## EXERCISE PASSAGE
In plant pathogens, there is also evidence to suggest that phage-mediated selection might alter the infectivity and/or virulence of bacterial pathogens. Phages infecting the bacterium, Erwinia amylovora, were found to be most efficient at infecting strains that produced either high or low levels of exopolysaccharides (depending on the phage family examined), suggesting strong and context-dependent selection on a trait that is also known to play a key role in virulence on the plant host (Roach et al., 2013). Furthermore, Hosseinidoust et al. (2013) found that in tissue culture, phage-resistant variants of Pseudomonas aeruginosa actually secrete higher levels of virulence factors and caused more damage to cultured mammalian cells. With no general pattern yet emerging, phage-mediated attenuation of virulence seems hard to predict and certainly not guaranteed. It is possible that a bacterial pathogen could evolve resistance to a phage therapy product and maintain or even attain high virulence levels. Furthermore, the role of compensatory mutations to phage resistance is unknown; in the case of antibiotics such mutations can rapidly ameliorate the costs paid for resistance (Levin et al., 2000; Brandis and Hughes, 2013) and the same may be true of resistance to phages. If this turns out to be the case, phage therapy treatments that rely on the loss of costly resistance (or interactions among costly mutations to multiple phages) will be at constant risk of bacterial escape.
Increasing Horizontal Gene Flow Through Phage Application
In addition to the direct effects of phage application on the densities and relative frequencies of bacterial pathogens, we must also be aware of the potential dangers of phage-mediated horizontal gene transfer (HGT) among pathogenic and non-pathogenic bacterial species. This is particularly relevant as HGT is an important driver of antibiotic resistance evolution (Courvalin, 1994). Given that phages facilitate horizontal gene flow through the process of transduction and that beta-lactam resistance genes have been isolated from environmental phage genomes (Colomer-Lluch et al., 2011), there is clear need to be cautious in our application of phages in the environment. Moreover it has recently been shown that antibiotic treatment itself expands the number of genes that confer drug resistance in phage metagenomes (Modi et al., 2013). Environmental perturbation with antibiotics also expanded the ecological network of phages, suggesting that drug treatment selects for greater phage-mediated transfer of resistance genes (Modi et al., 2013). Finally, antibiotic treatment of swine increased the induction of prophage – another key mechanism of HGT (Allen et al., 2011).

## GIVEN RECORDS
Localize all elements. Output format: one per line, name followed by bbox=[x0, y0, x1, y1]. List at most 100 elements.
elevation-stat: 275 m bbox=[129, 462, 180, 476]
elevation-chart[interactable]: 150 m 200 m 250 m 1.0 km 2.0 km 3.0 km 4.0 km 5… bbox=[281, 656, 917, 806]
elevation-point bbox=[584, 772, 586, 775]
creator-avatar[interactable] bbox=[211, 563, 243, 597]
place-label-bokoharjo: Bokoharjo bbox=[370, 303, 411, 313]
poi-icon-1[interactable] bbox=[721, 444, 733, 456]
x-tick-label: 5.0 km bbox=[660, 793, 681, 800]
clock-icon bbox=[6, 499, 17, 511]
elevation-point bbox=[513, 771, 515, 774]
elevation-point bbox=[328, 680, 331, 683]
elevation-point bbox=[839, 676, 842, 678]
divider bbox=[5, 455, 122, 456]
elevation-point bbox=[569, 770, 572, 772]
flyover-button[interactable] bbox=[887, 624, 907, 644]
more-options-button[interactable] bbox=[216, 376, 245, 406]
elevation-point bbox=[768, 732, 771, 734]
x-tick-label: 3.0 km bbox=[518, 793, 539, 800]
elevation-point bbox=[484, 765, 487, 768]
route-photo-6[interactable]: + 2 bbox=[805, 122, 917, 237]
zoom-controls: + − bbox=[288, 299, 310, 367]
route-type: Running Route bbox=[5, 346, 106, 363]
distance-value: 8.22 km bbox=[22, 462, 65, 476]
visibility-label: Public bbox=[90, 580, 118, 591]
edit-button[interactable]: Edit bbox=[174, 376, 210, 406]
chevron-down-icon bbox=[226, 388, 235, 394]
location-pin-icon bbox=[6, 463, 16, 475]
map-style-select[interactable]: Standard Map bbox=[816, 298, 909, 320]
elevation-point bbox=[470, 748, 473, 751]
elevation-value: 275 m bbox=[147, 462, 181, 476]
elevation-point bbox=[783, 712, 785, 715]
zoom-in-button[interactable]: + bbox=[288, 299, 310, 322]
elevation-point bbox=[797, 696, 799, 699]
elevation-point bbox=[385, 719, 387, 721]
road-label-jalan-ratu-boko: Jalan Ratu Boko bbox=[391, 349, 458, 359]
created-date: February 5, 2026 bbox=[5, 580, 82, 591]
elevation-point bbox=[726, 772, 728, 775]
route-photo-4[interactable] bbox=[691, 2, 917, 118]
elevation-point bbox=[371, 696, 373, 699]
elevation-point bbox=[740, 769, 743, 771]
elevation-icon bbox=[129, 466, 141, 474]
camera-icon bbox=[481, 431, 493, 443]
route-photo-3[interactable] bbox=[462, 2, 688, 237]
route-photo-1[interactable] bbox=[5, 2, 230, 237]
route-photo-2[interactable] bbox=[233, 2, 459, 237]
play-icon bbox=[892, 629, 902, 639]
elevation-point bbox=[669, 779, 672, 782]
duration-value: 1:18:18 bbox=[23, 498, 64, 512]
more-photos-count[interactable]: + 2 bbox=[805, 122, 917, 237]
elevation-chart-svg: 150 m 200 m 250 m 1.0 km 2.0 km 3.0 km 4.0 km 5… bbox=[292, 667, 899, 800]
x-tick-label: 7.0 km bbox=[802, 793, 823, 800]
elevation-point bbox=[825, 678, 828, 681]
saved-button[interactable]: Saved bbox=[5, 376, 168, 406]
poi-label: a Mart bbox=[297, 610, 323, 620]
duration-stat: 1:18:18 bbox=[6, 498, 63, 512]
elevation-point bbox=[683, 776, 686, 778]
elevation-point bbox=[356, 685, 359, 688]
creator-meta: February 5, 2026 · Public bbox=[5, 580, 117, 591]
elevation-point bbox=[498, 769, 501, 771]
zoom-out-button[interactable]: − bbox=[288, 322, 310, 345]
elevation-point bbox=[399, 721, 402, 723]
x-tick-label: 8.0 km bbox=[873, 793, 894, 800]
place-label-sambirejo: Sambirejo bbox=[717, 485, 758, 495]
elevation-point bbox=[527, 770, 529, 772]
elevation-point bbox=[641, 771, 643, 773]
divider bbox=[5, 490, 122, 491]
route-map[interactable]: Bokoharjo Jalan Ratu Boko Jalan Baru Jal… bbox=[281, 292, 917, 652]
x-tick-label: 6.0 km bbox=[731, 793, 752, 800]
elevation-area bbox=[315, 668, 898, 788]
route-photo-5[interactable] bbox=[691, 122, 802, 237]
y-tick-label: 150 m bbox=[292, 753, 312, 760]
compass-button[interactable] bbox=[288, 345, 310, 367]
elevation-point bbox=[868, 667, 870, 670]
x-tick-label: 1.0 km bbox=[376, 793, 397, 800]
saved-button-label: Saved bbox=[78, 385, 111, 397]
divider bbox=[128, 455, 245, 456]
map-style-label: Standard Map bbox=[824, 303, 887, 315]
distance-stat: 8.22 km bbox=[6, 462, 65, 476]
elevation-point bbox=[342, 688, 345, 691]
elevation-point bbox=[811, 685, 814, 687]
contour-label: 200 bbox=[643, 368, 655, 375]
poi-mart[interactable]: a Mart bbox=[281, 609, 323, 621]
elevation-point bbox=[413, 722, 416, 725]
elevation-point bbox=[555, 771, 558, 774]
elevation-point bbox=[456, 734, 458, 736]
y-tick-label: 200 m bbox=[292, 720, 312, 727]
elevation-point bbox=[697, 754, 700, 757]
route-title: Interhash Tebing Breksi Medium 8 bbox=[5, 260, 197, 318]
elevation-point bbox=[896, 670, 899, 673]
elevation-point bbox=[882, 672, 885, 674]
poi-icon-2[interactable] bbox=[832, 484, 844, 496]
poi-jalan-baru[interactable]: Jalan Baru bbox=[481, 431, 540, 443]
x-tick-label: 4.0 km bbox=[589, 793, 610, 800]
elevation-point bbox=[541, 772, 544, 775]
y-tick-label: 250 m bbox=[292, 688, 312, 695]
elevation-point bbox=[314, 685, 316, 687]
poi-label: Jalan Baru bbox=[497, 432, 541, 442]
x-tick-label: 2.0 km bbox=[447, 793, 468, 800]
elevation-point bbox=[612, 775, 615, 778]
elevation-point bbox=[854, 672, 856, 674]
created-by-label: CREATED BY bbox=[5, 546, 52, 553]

## THINGS TO DO
A. Answer these from the phage therapy passage:
(i) According to Hosseinidoust et al. (2013), what did phage-resistant variants of Pseudomonas aeruginosa secrete higher levels of?
(ii) Through what process do phages facilitate horizontal gene flow?
(iii) What did antibiotic treatment of swine increase?
B. Carry on the phage therapy passage, starting after its final sentence.
The records are separate material and have nothing to do with the phage therapy passage.

## RESPONSE LIST
A.
(i) Virulence factors.
(ii) Transduction.
(iii) The induction of prophage.

B.
Phage-mediated transfer of virulence factors is also a key concern, and has been well characterized in the Vibrio cholerae system whereby CTX Φ phage (among others) shapes the severity of cholera pandemics through the transfer of toxin producing virulence factors and environmental fitness benefits (Faruque and Mekalanos, 2012). Additionally, V. cholerae has been shown to become naturally competent on a chitin surface (similar to its environmental niche on crustacean exoskeletons), facilitating uptake of exogenous DNA from an array of sources (Meibom et al., 2005), which could be important if phages are lysing nearby pathogenic bacterial strains. Environmental perturbation through unnaturally high titers of phages could lead to high levels of transduction and horizontal gene flow with unintended outcomes, exacerbating antibiotic resistance and moving virulence factors and toxins among genomes. However, a better understanding of phage host range and host range expansion could help mitigate the spread of genes among bacterial hosts.
Impact of Phage Application on Natural Microbial Communities
The importance of the microbial flora to the fitness of human hosts has become clear in recent years, with microbes playing a proposed role in obesity (Greenblum et al., 2012), oral health (Belda-Ferre et al., 2012), Crohn’s disease (Manichanh et al., 2006), AIDS (Saxena et al., 2012), and even mental health (Foster and McVey Neufeld, 2013). Although less well studied, a similar role of microbiota in shaping fitness is likely to be true for agricultural plants (Peiffer and Ley, 2013) and livestock (McFall-Ngai et al., 2013). Whilst antibiotics can disrupt a large proportion of the microbial community (Dethlefsen and Relman, 2011), phage therapy may facilitate the targeted elimination of a pathogenic strain without disruption of the normal microbiota of a patient (Carlton, 1999) or a crop plant. Indeed, this argument has been a focal one to support phage therapy over antibiotic use (Loc-Carrillo and Abedon, 2011). The term “dysbiosis” has been introduced to describe a microbial flora that has become “unhealthy,” typically in human disease (Tamboli, 2004). The same phenomenon is likely to hold true for natural microbial communities both within and outside of the host environments, and thus the addition of foreign phages in the form of a biopesticide could destabilize such communities, causing “dysbiosis” and potentially having subsequent effects on disease and nutrient cycling. For example, in soil where ratios of phages to bacteria are expected to be near 1:1 (Reyes et al., 2010) an influx of applied phages could well disrupt stable ecological communities important in nutrient cycling. Conversely, in the marine environment, where this ratio is closer to 1:100 (Reyes et al., 2010), an influx of applied phages is unlikely to adversely disrupt a normal microbial community. Unfortunately, by the same logic, aquaculture may suffer from lower chances of success from phage biocontrol, as the concentrations of phages needed to influence bacterial density is likely to be a limiting factor.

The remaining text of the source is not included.